======== EXTRACTED ENTRIES ========

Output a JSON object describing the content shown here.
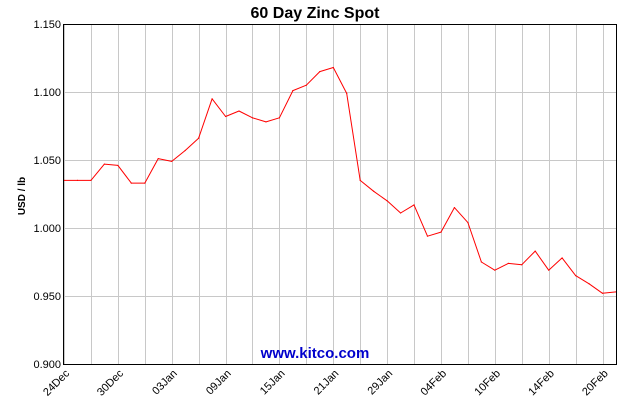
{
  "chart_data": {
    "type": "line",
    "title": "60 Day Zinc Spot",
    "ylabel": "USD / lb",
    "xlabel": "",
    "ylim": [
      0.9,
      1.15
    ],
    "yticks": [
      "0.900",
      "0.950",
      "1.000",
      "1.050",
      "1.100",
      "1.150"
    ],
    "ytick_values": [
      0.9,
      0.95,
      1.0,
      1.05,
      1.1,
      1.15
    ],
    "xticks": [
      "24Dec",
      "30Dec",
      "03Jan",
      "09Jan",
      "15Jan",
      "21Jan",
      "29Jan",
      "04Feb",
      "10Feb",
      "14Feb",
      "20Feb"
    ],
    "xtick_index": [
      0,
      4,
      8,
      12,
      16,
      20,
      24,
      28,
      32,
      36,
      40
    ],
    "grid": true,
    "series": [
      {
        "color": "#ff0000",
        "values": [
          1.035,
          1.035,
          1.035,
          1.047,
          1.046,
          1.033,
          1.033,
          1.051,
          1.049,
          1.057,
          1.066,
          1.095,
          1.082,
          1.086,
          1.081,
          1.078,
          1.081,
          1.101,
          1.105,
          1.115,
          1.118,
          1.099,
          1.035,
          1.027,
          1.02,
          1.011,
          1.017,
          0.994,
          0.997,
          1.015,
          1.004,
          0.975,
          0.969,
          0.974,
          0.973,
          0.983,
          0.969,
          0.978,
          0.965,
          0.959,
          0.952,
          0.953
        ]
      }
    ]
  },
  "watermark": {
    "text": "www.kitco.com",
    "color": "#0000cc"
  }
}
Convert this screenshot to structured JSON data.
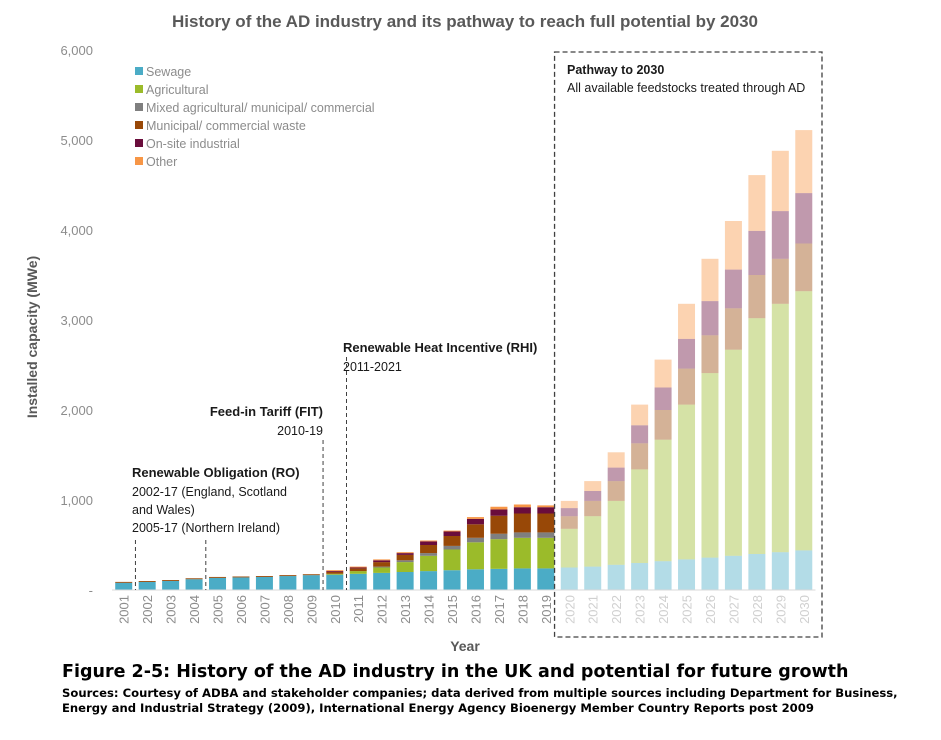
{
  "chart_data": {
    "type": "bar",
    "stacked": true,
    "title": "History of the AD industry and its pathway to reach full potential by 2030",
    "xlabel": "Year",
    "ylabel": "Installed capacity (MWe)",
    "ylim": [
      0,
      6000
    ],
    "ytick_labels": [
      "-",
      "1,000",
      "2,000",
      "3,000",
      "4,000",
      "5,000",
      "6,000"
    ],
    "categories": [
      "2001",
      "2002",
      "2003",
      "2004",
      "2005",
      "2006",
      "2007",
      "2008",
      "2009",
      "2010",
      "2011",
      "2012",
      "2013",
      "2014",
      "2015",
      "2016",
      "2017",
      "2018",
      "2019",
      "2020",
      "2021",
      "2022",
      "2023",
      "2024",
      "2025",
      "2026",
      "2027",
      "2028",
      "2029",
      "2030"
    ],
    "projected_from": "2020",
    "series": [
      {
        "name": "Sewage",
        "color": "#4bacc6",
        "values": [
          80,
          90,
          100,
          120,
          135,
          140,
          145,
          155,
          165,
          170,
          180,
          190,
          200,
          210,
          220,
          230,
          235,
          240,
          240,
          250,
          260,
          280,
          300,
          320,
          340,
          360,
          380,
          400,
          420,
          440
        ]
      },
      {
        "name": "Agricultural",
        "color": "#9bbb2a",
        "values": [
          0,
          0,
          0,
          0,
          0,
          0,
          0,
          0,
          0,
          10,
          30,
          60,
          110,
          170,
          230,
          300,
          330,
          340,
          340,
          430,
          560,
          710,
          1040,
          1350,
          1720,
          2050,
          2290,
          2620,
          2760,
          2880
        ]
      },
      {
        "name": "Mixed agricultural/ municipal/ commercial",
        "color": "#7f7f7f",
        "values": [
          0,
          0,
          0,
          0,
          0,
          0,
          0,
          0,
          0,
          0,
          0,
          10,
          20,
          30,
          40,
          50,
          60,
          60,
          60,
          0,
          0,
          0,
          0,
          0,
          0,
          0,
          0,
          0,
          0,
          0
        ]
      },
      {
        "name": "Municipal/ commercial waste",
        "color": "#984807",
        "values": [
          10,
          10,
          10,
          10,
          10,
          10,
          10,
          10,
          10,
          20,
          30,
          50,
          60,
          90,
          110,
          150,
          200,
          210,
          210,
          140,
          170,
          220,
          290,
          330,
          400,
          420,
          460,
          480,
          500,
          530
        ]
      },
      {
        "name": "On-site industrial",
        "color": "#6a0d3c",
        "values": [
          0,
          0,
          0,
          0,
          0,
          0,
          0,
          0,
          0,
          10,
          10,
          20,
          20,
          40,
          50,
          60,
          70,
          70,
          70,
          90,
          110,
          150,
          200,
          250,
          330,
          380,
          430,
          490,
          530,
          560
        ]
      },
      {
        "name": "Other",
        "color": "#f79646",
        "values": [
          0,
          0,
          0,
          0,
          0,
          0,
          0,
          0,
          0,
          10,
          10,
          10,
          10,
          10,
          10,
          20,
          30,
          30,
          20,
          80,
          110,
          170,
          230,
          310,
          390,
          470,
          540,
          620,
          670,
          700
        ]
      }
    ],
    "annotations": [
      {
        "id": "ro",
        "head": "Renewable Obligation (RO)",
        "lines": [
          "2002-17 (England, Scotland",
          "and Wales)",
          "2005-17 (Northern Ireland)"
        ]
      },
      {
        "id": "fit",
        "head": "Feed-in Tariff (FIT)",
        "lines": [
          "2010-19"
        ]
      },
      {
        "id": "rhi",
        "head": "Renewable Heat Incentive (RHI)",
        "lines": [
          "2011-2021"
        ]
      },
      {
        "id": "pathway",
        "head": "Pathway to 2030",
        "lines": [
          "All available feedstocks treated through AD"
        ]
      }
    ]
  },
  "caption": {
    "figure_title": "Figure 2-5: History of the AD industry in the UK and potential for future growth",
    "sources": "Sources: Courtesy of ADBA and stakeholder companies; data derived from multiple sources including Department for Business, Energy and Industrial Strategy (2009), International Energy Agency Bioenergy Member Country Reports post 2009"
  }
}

========

Lines from the records above that hold "head" are the ones to list.

        "head": "Renewable Obligation (RO)",
        "head": "Feed-in Tariff (FIT)",
        "head": "Renewable Heat Incentive (RHI)",
        "head": "Pathway to 2030",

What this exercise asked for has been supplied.